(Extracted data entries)

########################################

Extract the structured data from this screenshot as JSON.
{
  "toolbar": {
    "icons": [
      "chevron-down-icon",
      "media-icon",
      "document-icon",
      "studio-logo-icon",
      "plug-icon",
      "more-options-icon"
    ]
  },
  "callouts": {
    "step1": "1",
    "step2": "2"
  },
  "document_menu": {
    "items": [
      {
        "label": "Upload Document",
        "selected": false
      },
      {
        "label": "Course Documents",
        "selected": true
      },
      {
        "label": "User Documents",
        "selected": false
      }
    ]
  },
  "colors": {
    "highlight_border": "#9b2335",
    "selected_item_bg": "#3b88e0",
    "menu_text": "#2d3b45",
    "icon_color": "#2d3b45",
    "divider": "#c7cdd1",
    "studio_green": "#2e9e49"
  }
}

########################################

- Exercise directions -
All of the entries need to be reproduced exactly; please write them out.

- Exercise response -
Extract the structured data from this screenshot as JSON.
{
  "toolbar": {
    "icons": [
      "chevron-down-icon",
      "media-icon",
      "document-icon",
      "studio-logo-icon",
      "plug-icon",
      "more-options-icon"
    ]
  },
  "callouts": {
    "step1": "1",
    "step2": "2"
  },
  "document_menu": {
    "items": [
      {
        "label": "Upload Document",
        "selected": false
      },
      {
        "label": "Course Documents",
        "selected": true
      },
      {
        "label": "User Documents",
        "selected": false
      }
    ]
  },
  "colors": {
    "highlight_border": "#9b2335",
    "selected_item_bg": "#3b88e0",
    "menu_text": "#2d3b45",
    "icon_color": "#2d3b45",
    "divider": "#c7cdd1",
    "studio_green": "#2e9e49"
  }
}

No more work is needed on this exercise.